**AIM OF THE TASK**
Check each line of the data below for the word "Мухина", then extract the ones that have it.

* begin MATERIAL SUPPLIED *

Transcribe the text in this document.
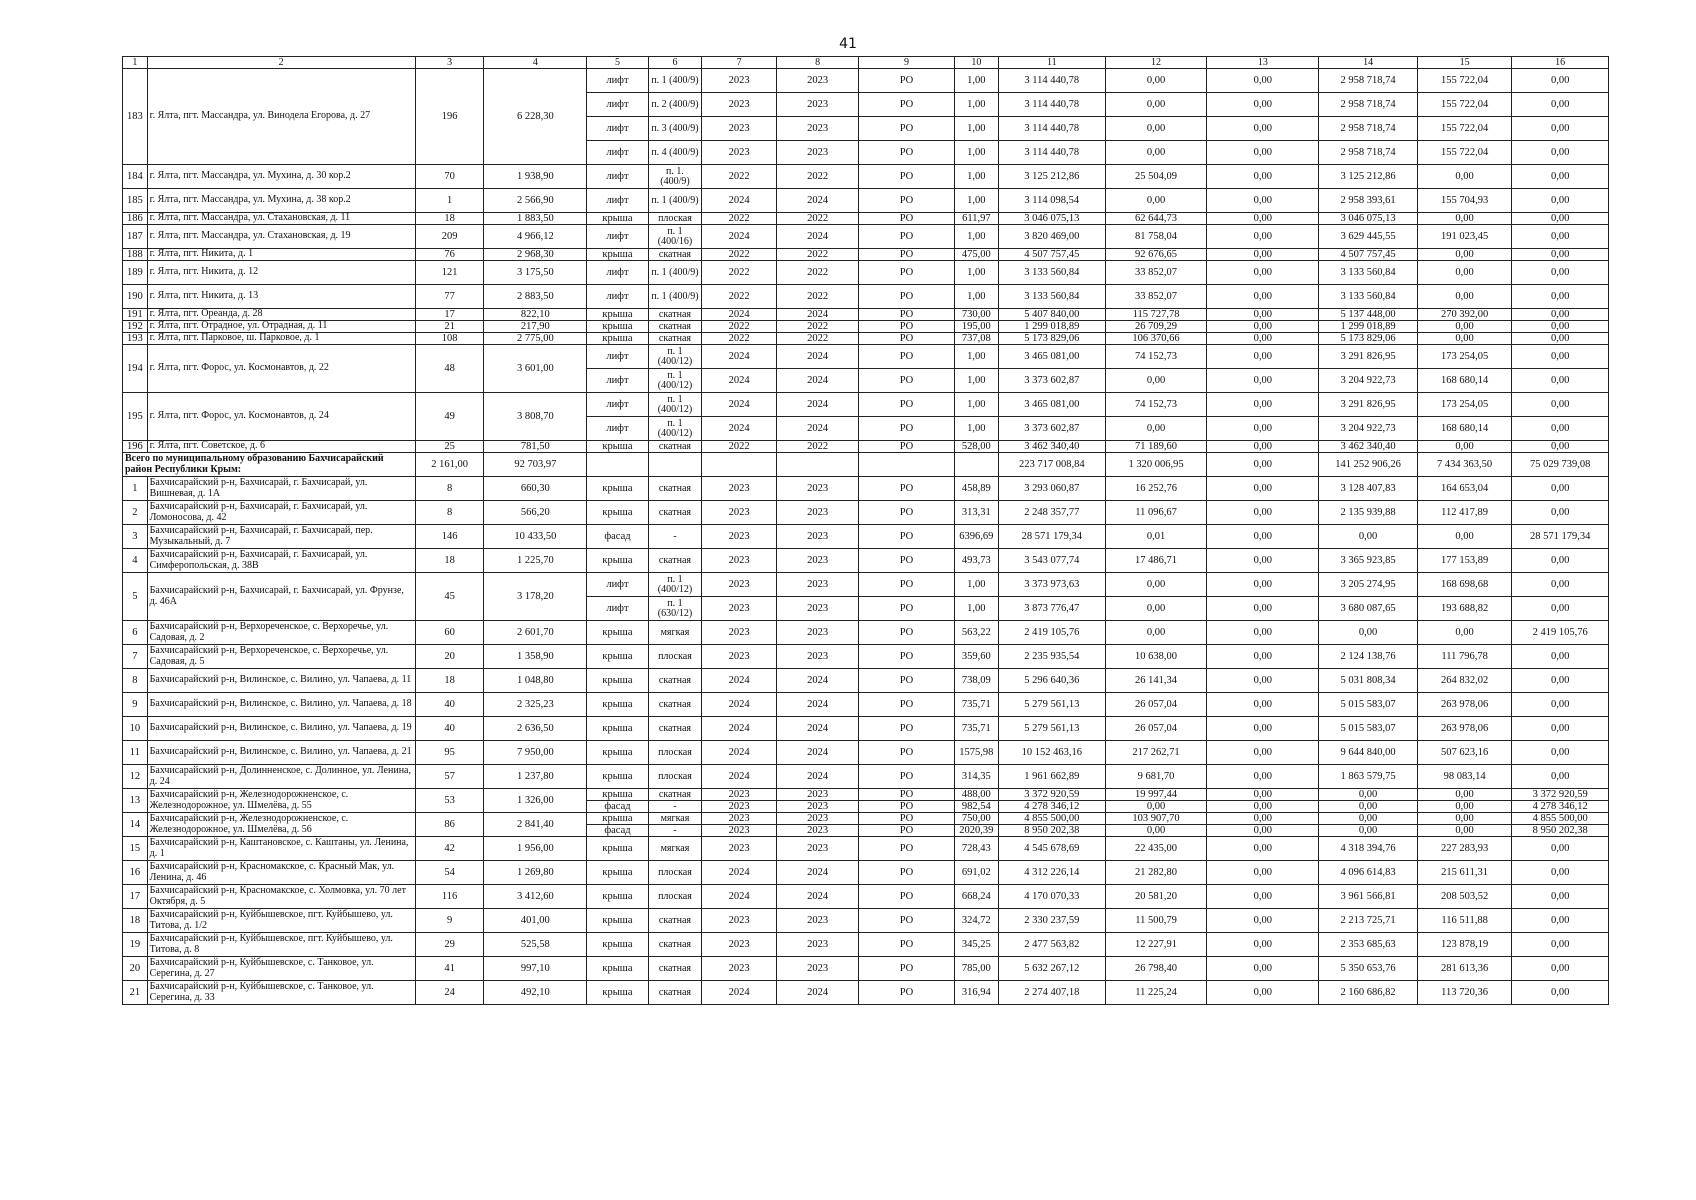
41
1	2	3	4	5	6	7	8	9	10	11	12	13	14	15	16
183	г. Ялта, пгт. Массандра, ул. Винодела Егорова, д. 27	196	6 228,30	лифт	п. 1 (400/9)	2023	2023	РО	1,00	3 114 440,78	0,00	0,00	2 958 718,74	155 722,04	0,00
				лифт	п. 2 (400/9)	2023	2023	РО	1,00	3 114 440,78	0,00	0,00	2 958 718,74	155 722,04	0,00
				лифт	п. 3 (400/9)	2023	2023	РО	1,00	3 114 440,78	0,00	0,00	2 958 718,74	155 722,04	0,00
				лифт	п. 4 (400/9)	2023	2023	РО	1,00	3 114 440,78	0,00	0,00	2 958 718,74	155 722,04	0,00
184	г. Ялта, пгт. Массандра, ул. Мухина, д. 30 кор.2	70	1 938,90	лифт	п. 1. (400/9)	2022	2022	РО	1,00	3 125 212,86	25 504,09	0,00	3 125 212,86	0,00	0,00
185	г. Ялта, пгт. Массандра, ул. Мухина, д. 38 кор.2	1	2 566,90	лифт	п. 1 (400/9)	2024	2024	РО	1,00	3 114 098,54	0,00	0,00	2 958 393,61	155 704,93	0,00
186	г. Ялта, пгт. Массандра, ул. Стахановская, д. 11	18	1 883,50	крыша	плоская	2022	2022	РО	611,97	3 046 075,13	62 644,73	0,00	3 046 075,13	0,00	0,00
187	г. Ялта, пгт. Массандра, ул. Стахановская, д. 19	209	4 966,12	лифт	п. 1 (400/16)	2024	2024	РО	1,00	3 820 469,00	81 758,04	0,00	3 629 445,55	191 023,45	0,00
188	г. Ялта, пгт. Никита, д. 1	76	2 968,30	крыша	скатная	2022	2022	РО	475,00	4 507 757,45	92 676,65	0,00	4 507 757,45	0,00	0,00
189	г. Ялта, пгт. Никита, д. 12	121	3 175,50	лифт	п. 1 (400/9)	2022	2022	РО	1,00	3 133 560,84	33 852,07	0,00	3 133 560,84	0,00	0,00
190	г. Ялта, пгт. Никита, д. 13	77	2 883,50	лифт	п. 1 (400/9)	2022	2022	РО	1,00	3 133 560,84	33 852,07	0,00	3 133 560,84	0,00	0,00
191	г. Ялта, пгт. Ореанда, д. 28	17	822,10	крыша	скатная	2024	2024	РО	730,00	5 407 840,00	115 727,78	0,00	5 137 448,00	270 392,00	0,00
192	г. Ялта, пгт. Отрадное, ул. Отрадная, д. 11	21	217,90	крыша	скатная	2022	2022	РО	195,00	1 299 018,89	26 709,29	0,00	1 299 018,89	0,00	0,00
193	г. Ялта, пгт. Парковое, ш. Парковое, д. 1	108	2 775,00	крыша	скатная	2022	2022	РО	737,08	5 173 829,06	106 370,66	0,00	5 173 829,06	0,00	0,00
194	г. Ялта, пгт. Форос, ул. Космонавтов, д. 22	48	3 601,00	лифт	п. 1 (400/12)	2024	2024	РО	1,00	3 465 081,00	74 152,73	0,00	3 291 826,95	173 254,05	0,00
				лифт	п. 1 (400/12)	2024	2024	РО	1,00	3 373 602,87	0,00	0,00	3 204 922,73	168 680,14	0,00
195	г. Ялта, пгт. Форос, ул. Космонавтов, д. 24	49	3 808,70	лифт	п. 1 (400/12)	2024	2024	РО	1,00	3 465 081,00	74 152,73	0,00	3 291 826,95	173 254,05	0,00
				лифт	п. 1 (400/12)	2024	2024	РО	1,00	3 373 602,87	0,00	0,00	3 204 922,73	168 680,14	0,00
196	г. Ялта, пгт. Советское, д. 6	25	781,50	крыша	скатная	2022	2022	РО	528,00	3 462 340,40	71 189,60	0,00	3 462 340,40	0,00	0,00
Всего по муниципальному образованию Бахчисарайский район Республики Крым:		2 161,00	92 703,97							223 717 008,84	1 320 006,95	0,00	141 252 906,26	7 434 363,50	75 029 739,08
1	Бахчисарайский р-н, Бахчисарай, г. Бахчисарай, ул. Вишневая, д. 1А	8	660,30	крыша	скатная	2023	2023	РО	458,89	3 293 060,87	16 252,76	0,00	3 128 407,83	164 653,04	0,00
2	Бахчисарайский р-н, Бахчисарай, г. Бахчисарай, ул. Ломоносова, д. 42	8	566,20	крыша	скатная	2023	2023	РО	313,31	2 248 357,77	11 096,67	0,00	2 135 939,88	112 417,89	0,00
3	Бахчисарайский р-н, Бахчисарай, г. Бахчисарай, пер. Музыкальный, д. 7	146	10 433,50	фасад	-	2023	2023	РО	6396,69	28 571 179,34	0,01	0,00	0,00	0,00	28 571 179,34
4	Бахчисарайский р-н, Бахчисарай, г. Бахчисарай, ул. Симферопольская, д. 38В	18	1 225,70	крыша	скатная	2023	2023	РО	493,73	3 543 077,74	17 486,71	0,00	3 365 923,85	177 153,89	0,00
5	Бахчисарайский р-н, Бахчисарай, г. Бахчисарай, ул. Фрунзе, д. 46А	45	3 178,20	лифт	п. 1 (400/12)	2023	2023	РО	1,00	3 373 973,63	0,00	0,00	3 205 274,95	168 698,68	0,00
				лифт	п. 1 (630/12)	2023	2023	РО	1,00	3 873 776,47	0,00	0,00	3 680 087,65	193 688,82	0,00
6	Бахчисарайский р-н, Верхореченское, с. Верхоречье, ул. Садовая, д. 2	60	2 601,70	крыша	мягкая	2023	2023	РО	563,22	2 419 105,76	0,00	0,00	0,00	0,00	2 419 105,76
7	Бахчисарайский р-н, Верхореченское, с. Верхоречье, ул. Садовая, д. 5	20	1 358,90	крыша	плоская	2023	2023	РО	359,60	2 235 935,54	10 638,00	0,00	2 124 138,76	111 796,78	0,00
8	Бахчисарайский р-н, Вилинское, с. Вилино, ул. Чапаева, д. 11	18	1 048,80	крыша	скатная	2024	2024	РО	738,09	5 296 640,36	26 141,34	0,00	5 031 808,34	264 832,02	0,00
9	Бахчисарайский р-н, Вилинское, с. Вилино, ул. Чапаева, д. 18	40	2 325,23	крыша	скатная	2024	2024	РО	735,71	5 279 561,13	26 057,04	0,00	5 015 583,07	263 978,06	0,00
10	Бахчисарайский р-н, Вилинское, с. Вилино, ул. Чапаева, д. 19	40	2 636,50	крыша	скатная	2024	2024	РО	735,71	5 279 561,13	26 057,04	0,00	5 015 583,07	263 978,06	0,00
11	Бахчисарайский р-н, Вилинское, с. Вилино, ул. Чапаева, д. 21	95	7 950,00	крыша	плоская	2024	2024	РО	1575,98	10 152 463,16	217 262,71	0,00	9 644 840,00	507 623,16	0,00
12	Бахчисарайский р-н, Долинненское, с. Долинное, ул. Ленина, д. 24	57	1 237,80	крыша	плоская	2024	2024	РО	314,35	1 961 662,89	9 681,70	0,00	1 863 579,75	98 083,14	0,00
13	Бахчисарайский р-н, Железнодорожненское, с. Железнодорожное, ул. Шмелёва, д. 55	53	1 326,00	крыша	скатная	2023	2023	РО	488,00	3 372 920,59	19 997,44	0,00	0,00	0,00	3 372 920,59
				фасад	-	2023	2023	РО	982,54	4 278 346,12	0,00	0,00	0,00	0,00	4 278 346,12
14	Бахчисарайский р-н, Железнодорожненское, с. Железнодорожное, ул. Шмелёва, д. 56	86	2 841,40	крыша	мягкая	2023	2023	РО	750,00	4 855 500,00	103 907,70	0,00	0,00	0,00	4 855 500,00
				фасад	-	2023	2023	РО	2020,39	8 950 202,38	0,00	0,00	0,00	0,00	8 950 202,38
15	Бахчисарайский р-н, Каштановское, с. Каштаны, ул. Ленина, д. 1	42	1 956,00	крыша	мягкая	2023	2023	РО	728,43	4 545 678,69	22 435,00	0,00	4 318 394,76	227 283,93	0,00
16	Бахчисарайский р-н, Красномакское, с. Красный Мак, ул. Ленина, д. 46	54	1 269,80	крыша	плоская	2024	2024	РО	691,02	4 312 226,14	21 282,80	0,00	4 096 614,83	215 611,31	0,00
17	Бахчисарайский р-н, Красномакское, с. Холмовка, ул. 70 лет Октября, д. 5	116	3 412,60	крыша	плоская	2024	2024	РО	668,24	4 170 070,33	20 581,20	0,00	3 961 566,81	208 503,52	0,00
18	Бахчисарайский р-н, Куйбышевское, пгт. Куйбышево, ул. Титова, д. 1/2	9	401,00	крыша	скатная	2023	2023	РО	324,72	2 330 237,59	11 500,79	0,00	2 213 725,71	116 511,88	0,00
19	Бахчисарайский р-н, Куйбышевское, пгт. Куйбышево, ул. Титова, д. 8	29	525,58	крыша	скатная	2023	2023	РО	345,25	2 477 563,82	12 227,91	0,00	2 353 685,63	123 878,19	0,00
20	Бахчисарайский р-н, Куйбышевское, с. Танковое, ул. Серегина, д. 27	41	997,10	крыша	скатная	2023	2023	РО	785,00	5 632 267,12	26 798,40	0,00	5 350 653,76	281 613,36	0,00
21	Бахчисарайский р-н, Куйбышевское, с. Танковое, ул. Серегина, д. 33	24	492,10	крыша	скатная	2024	2024	РО	316,94	2 274 407,18	11 225,24	0,00	2 160 686,82	113 720,36	0,00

* end MATERIAL SUPPLIED *

**FINISHED EXERCISE**
184	г. Ялта, пгт. Массандра, ул. Мухина, д. 30 кор.2	70	1 938,90	лифт	п. 1. (400/9)	2022	2022	РО	1,00	3 125 212,86	25 504,09	0,00	3 125 212,86	0,00	0,00
185	г. Ялта, пгт. Массандра, ул. Мухина, д. 38 кор.2	1	2 566,90	лифт	п. 1 (400/9)	2024	2024	РО	1,00	3 114 098,54	0,00	0,00	2 958 393,61	155 704,93	0,00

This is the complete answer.